- Instructions for the task -
Repeat the material below exactly, with no pictures.

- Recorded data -
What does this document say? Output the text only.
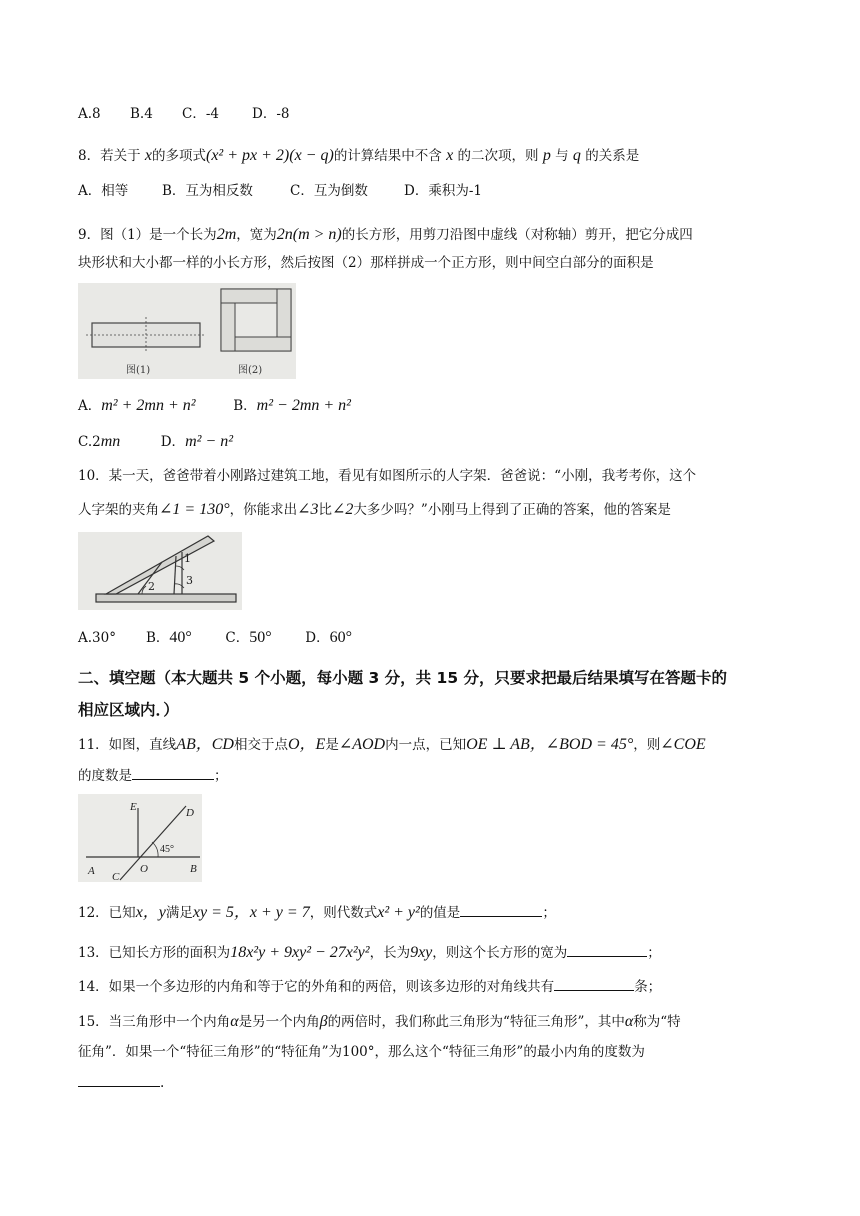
A.8 B.4 C．-4 D．-8
8．若关于 x的多项式(x² + px + 2)(x − q)的计算结果中不含 x 的二次项，则 p 与 q 的关系是
A．相等	B．互为相反数	C．互为倒数	D．乘积为-1
9．图（1）是一个长为2m，宽为2n(m > n)的长方形，用剪刀沿图中虚线（对称轴）剪开，把它分成四
块形状和大小都一样的小长方形，然后按图（2）那样拼成一个正方形，则中间空白部分的面积是
图(1)	图(2)
A．m² + 2mn + n²	B．m² − 2mn + n²
C.2mn	D．m² − n²
10．某一天，爸爸带着小刚路过建筑工地，看见有如图所示的人字架．爸爸说：“小刚，我考考你，这个
人字架的夹角∠1 = 130°，你能求出∠3比∠2大多少吗？”小刚马上得到了正确的答案，他的答案是
1
2	3
A.30° B．40° C．50° D．60°
二、填空题（本大题共 5 个小题，每小题 3 分，共 15 分，只要求把最后结果填写在答题卡的
相应区域内．）
11．如图，直线AB，CD相交于点O，E是∠AOD内一点，已知OE ⊥ AB，∠BOD = 45°，则∠COE
的度数是	；
E	D
45°
A	O	B
C
12．已知x，y满足xy = 5，x + y = 7，则代数式x² + y²的值是	；
13．已知长方形的面积为18x²y + 9xy² − 27x²y²，长为9xy，则这个长方形的宽为	；
14．如果一个多边形的内角和等于它的外角和的两倍，则该多边形的对角线共有	条；
15．当三角形中一个内角α是另一个内角β的两倍时，我们称此三角形为“特征三角形”，其中α称为“特
征角”．如果一个“特征三角形”的“特征角”为100°，那么这个“特征三角形”的最小内角的度数为
.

- Final answer -
What does this document say? Output the text only.
A.8 B.4 C．-4 D．-8
8．若关于 x的多项式(x² + px + 2)(x − q)的计算结果中不含 x 的二次项，则 p 与 q 的关系是
A．相等	B．互为相反数	C．互为倒数	D．乘积为-1
9．图（1）是一个长为2m，宽为2n(m > n)的长方形，用剪刀沿图中虚线（对称轴）剪开，把它分成四
块形状和大小都一样的小长方形，然后按图（2）那样拼成一个正方形，则中间空白部分的面积是
图(1)	图(2)
A．m² + 2mn + n²	B．m² − 2mn + n²
C.2mn	D．m² − n²
10．某一天，爸爸带着小刚路过建筑工地，看见有如图所示的人字架．爸爸说：“小刚，我考考你，这个
人字架的夹角∠1 = 130°，你能求出∠3比∠2大多少吗？”小刚马上得到了正确的答案，他的答案是
1
2	3
A.30° B．40° C．50° D．60°
二、填空题（本大题共 5 个小题，每小题 3 分，共 15 分，只要求把最后结果填写在答题卡的
相应区域内．）
11．如图，直线AB，CD相交于点O，E是∠AOD内一点，已知OE ⊥ AB，∠BOD = 45°，则∠COE
的度数是	；
E	D
45°
A	O	B
C
12．已知x，y满足xy = 5，x + y = 7，则代数式x² + y²的值是	；
13．已知长方形的面积为18x²y + 9xy² − 27x²y²，长为9xy，则这个长方形的宽为	；
14．如果一个多边形的内角和等于它的外角和的两倍，则该多边形的对角线共有	条；
15．当三角形中一个内角α是另一个内角β的两倍时，我们称此三角形为“特征三角形”，其中α称为“特
征角”．如果一个“特征三角形”的“特征角”为100°，那么这个“特征三角形”的最小内角的度数为
.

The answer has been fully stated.